## Task instructions
Each line containing the word "title" must be collected.

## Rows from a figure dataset
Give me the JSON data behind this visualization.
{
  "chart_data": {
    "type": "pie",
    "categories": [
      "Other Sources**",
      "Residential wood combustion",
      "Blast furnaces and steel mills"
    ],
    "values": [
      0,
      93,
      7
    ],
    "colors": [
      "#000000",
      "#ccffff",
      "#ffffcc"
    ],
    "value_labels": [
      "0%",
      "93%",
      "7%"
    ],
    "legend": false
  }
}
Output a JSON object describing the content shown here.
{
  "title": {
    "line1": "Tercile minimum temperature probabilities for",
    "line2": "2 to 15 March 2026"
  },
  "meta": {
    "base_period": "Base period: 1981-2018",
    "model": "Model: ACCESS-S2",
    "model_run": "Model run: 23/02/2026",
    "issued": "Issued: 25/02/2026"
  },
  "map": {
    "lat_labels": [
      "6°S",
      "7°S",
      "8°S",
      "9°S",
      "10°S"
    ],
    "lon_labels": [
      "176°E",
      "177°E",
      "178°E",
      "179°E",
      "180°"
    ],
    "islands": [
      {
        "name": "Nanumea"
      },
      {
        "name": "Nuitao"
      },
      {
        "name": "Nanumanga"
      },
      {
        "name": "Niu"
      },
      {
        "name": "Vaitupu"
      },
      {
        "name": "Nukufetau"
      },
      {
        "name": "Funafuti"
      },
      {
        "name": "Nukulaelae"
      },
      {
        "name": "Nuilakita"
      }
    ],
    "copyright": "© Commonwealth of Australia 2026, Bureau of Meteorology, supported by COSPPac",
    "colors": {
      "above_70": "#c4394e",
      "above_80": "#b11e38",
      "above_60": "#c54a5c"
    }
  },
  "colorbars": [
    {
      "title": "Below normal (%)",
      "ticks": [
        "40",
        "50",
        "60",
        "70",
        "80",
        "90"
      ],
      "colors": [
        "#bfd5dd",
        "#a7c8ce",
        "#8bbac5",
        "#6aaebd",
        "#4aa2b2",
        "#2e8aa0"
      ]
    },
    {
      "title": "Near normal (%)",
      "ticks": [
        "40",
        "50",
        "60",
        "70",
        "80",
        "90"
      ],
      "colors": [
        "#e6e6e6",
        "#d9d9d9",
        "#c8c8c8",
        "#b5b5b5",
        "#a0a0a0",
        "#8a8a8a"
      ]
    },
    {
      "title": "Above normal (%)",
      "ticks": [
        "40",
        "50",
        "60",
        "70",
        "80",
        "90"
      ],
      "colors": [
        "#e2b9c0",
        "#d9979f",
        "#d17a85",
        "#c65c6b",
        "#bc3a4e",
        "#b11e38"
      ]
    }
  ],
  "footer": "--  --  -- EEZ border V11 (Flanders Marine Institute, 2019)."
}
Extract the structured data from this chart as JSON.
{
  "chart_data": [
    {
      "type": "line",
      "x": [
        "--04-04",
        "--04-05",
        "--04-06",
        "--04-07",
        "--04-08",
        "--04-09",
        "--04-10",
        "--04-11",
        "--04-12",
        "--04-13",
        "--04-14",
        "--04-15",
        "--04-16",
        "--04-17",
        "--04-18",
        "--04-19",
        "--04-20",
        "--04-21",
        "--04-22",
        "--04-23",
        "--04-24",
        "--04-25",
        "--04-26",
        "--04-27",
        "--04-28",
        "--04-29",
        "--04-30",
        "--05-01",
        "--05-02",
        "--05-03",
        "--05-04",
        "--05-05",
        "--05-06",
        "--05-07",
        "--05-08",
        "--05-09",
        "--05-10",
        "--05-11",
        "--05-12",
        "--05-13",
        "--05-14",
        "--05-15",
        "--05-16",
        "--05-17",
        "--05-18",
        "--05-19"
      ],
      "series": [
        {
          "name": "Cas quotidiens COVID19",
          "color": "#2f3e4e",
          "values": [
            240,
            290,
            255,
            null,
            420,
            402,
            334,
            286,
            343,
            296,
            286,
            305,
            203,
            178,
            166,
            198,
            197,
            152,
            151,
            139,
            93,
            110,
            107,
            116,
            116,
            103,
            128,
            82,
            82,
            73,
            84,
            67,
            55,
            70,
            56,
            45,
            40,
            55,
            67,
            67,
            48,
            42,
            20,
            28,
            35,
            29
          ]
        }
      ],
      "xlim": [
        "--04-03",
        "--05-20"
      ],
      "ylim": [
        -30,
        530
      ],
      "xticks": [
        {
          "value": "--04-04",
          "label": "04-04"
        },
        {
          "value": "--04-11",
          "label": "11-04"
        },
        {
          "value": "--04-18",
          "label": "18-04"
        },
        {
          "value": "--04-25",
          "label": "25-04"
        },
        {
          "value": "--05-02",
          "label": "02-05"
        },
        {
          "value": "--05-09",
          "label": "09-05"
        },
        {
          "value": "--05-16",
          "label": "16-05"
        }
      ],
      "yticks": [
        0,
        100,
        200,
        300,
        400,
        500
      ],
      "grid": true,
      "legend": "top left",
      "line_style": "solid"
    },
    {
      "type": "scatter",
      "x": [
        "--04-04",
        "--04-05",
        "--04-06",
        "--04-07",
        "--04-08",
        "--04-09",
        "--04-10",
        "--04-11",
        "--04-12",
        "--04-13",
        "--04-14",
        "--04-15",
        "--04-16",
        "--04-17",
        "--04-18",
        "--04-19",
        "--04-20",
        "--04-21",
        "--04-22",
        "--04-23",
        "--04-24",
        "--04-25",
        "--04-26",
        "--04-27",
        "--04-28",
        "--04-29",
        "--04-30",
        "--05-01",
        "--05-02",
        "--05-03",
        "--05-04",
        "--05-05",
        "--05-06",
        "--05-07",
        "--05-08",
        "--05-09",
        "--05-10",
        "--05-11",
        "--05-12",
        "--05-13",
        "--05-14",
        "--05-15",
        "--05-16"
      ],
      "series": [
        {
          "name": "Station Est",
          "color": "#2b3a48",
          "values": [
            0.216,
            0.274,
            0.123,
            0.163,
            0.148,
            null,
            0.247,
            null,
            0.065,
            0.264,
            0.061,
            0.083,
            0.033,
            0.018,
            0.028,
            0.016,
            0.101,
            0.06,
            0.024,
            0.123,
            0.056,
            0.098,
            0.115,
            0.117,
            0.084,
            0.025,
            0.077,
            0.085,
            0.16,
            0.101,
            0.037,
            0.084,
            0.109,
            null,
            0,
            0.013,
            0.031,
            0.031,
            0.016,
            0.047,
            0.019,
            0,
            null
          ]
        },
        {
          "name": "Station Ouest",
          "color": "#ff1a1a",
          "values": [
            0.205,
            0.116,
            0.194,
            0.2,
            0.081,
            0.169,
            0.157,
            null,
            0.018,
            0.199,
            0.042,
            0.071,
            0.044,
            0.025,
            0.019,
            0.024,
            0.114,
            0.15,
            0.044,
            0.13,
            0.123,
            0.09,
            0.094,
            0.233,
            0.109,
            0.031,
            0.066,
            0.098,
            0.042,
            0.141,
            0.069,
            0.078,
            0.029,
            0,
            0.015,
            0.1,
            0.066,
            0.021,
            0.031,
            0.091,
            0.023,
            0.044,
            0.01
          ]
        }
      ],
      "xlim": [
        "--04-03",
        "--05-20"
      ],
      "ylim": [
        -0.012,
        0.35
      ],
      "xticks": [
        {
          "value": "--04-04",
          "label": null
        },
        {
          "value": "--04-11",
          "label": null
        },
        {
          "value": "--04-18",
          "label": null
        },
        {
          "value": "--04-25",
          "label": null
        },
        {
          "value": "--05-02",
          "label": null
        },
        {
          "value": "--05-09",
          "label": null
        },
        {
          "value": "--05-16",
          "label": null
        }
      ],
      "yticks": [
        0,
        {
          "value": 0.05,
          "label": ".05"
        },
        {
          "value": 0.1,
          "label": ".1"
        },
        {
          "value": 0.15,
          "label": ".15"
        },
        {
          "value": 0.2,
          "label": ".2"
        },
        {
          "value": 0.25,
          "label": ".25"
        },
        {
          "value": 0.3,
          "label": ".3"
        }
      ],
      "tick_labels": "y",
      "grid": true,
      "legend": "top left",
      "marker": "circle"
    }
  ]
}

## Reply to the exercise
  "title": {
      "title": "Below normal (%)",
      "title": "Near normal (%)",
      "title": "Above normal (%)",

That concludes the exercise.